• WHAT YOU HAVE TO DO: Output the data that follows exactly, line for line.

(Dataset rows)
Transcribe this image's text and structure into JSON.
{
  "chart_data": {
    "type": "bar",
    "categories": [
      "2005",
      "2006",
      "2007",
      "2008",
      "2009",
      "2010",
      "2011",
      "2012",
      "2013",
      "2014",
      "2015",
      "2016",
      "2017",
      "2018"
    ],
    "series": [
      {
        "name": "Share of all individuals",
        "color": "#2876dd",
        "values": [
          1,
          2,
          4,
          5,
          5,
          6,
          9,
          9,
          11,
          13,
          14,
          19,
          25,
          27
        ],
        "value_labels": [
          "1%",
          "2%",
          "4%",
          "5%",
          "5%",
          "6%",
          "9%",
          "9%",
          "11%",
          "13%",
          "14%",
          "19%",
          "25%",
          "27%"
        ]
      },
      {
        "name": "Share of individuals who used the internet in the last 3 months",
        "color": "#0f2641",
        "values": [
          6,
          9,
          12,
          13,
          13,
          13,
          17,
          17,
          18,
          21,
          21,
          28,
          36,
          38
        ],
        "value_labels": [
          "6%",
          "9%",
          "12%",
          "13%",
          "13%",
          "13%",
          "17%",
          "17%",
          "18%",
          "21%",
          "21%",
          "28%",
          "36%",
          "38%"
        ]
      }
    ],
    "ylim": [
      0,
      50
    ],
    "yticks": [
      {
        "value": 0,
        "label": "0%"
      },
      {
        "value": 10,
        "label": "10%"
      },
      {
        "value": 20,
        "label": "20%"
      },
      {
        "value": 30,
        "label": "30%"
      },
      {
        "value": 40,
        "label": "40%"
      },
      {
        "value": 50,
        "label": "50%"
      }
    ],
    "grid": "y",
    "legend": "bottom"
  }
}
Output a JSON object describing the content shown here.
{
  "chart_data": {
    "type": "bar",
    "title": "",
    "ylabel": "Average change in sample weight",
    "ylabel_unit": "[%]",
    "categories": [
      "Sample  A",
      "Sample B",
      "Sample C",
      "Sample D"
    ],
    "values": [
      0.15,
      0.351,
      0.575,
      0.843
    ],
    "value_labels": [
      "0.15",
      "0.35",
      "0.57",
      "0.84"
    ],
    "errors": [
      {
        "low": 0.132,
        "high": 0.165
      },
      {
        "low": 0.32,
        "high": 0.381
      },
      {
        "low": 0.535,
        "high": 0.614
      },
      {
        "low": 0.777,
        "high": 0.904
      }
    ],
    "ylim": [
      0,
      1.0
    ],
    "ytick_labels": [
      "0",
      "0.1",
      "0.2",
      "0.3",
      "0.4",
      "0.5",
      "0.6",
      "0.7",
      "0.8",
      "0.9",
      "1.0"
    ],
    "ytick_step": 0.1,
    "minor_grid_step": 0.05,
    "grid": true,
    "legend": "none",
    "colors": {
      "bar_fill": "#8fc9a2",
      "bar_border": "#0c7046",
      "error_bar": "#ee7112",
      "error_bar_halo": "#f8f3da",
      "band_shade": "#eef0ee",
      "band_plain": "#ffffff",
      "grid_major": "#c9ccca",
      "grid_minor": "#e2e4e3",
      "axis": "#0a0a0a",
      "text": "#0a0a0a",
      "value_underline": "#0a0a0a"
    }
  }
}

• REPLY TO THE TASK:
Transcribe this image's text and structure into JSON.
{
  "chart_data": {
    "type": "bar",
    "categories": [
      "2005",
      "2006",
      "2007",
      "2008",
      "2009",
      "2010",
      "2011",
      "2012",
      "2013",
      "2014",
      "2015",
      "2016",
      "2017",
      "2018"
    ],
    "series": [
      {
        "name": "Share of all individuals",
        "color": "#2876dd",
        "values": [
          1,
          2,
          4,
          5,
          5,
          6,
          9,
          9,
          11,
          13,
          14,
          19,
          25,
          27
        ],
        "value_labels": [
          "1%",
          "2%",
          "4%",
          "5%",
          "5%",
          "6%",
          "9%",
          "9%",
          "11%",
          "13%",
          "14%",
          "19%",
          "25%",
          "27%"
        ]
      },
      {
        "name": "Share of individuals who used the internet in the last 3 months",
        "color": "#0f2641",
        "values": [
          6,
          9,
          12,
          13,
          13,
          13,
          17,
          17,
          18,
          21,
          21,
          28,
          36,
          38
        ],
        "value_labels": [
          "6%",
          "9%",
          "12%",
          "13%",
          "13%",
          "13%",
          "17%",
          "17%",
          "18%",
          "21%",
          "21%",
          "28%",
          "36%",
          "38%"
        ]
      }
    ],
    "ylim": [
      0,
      50
    ],
    "yticks": [
      {
        "value": 0,
        "label": "0%"
      },
      {
        "value": 10,
        "label": "10%"
      },
      {
        "value": 20,
        "label": "20%"
      },
      {
        "value": 30,
        "label": "30%"
      },
      {
        "value": 40,
        "label": "40%"
      },
      {
        "value": 50,
        "label": "50%"
      }
    ],
    "grid": "y",
    "legend": "bottom"
  }
}
Output a JSON object describing the content shown here.
{
  "chart_data": {
    "type": "bar",
    "title": "",
    "ylabel": "Average change in sample weight",
    "ylabel_unit": "[%]",
    "categories": [
      "Sample  A",
      "Sample B",
      "Sample C",
      "Sample D"
    ],
    "values": [
      0.15,
      0.351,
      0.575,
      0.843
    ],
    "value_labels": [
      "0.15",
      "0.35",
      "0.57",
      "0.84"
    ],
    "errors": [
      {
        "low": 0.132,
        "high": 0.165
      },
      {
        "low": 0.32,
        "high": 0.381
      },
      {
        "low": 0.535,
        "high": 0.614
      },
      {
        "low": 0.777,
        "high": 0.904
      }
    ],
    "ylim": [
      0,
      1.0
    ],
    "ytick_labels": [
      "0",
      "0.1",
      "0.2",
      "0.3",
      "0.4",
      "0.5",
      "0.6",
      "0.7",
      "0.8",
      "0.9",
      "1.0"
    ],
    "ytick_step": 0.1,
    "minor_grid_step": 0.05,
    "grid": true,
    "legend": "none",
    "colors": {
      "bar_fill": "#8fc9a2",
      "bar_border": "#0c7046",
      "error_bar": "#ee7112",
      "error_bar_halo": "#f8f3da",
      "band_shade": "#eef0ee",
      "band_plain": "#ffffff",
      "grid_major": "#c9ccca",
      "grid_minor": "#e2e4e3",
      "axis": "#0a0a0a",
      "text": "#0a0a0a",
      "value_underline": "#0a0a0a"
    }
  }
}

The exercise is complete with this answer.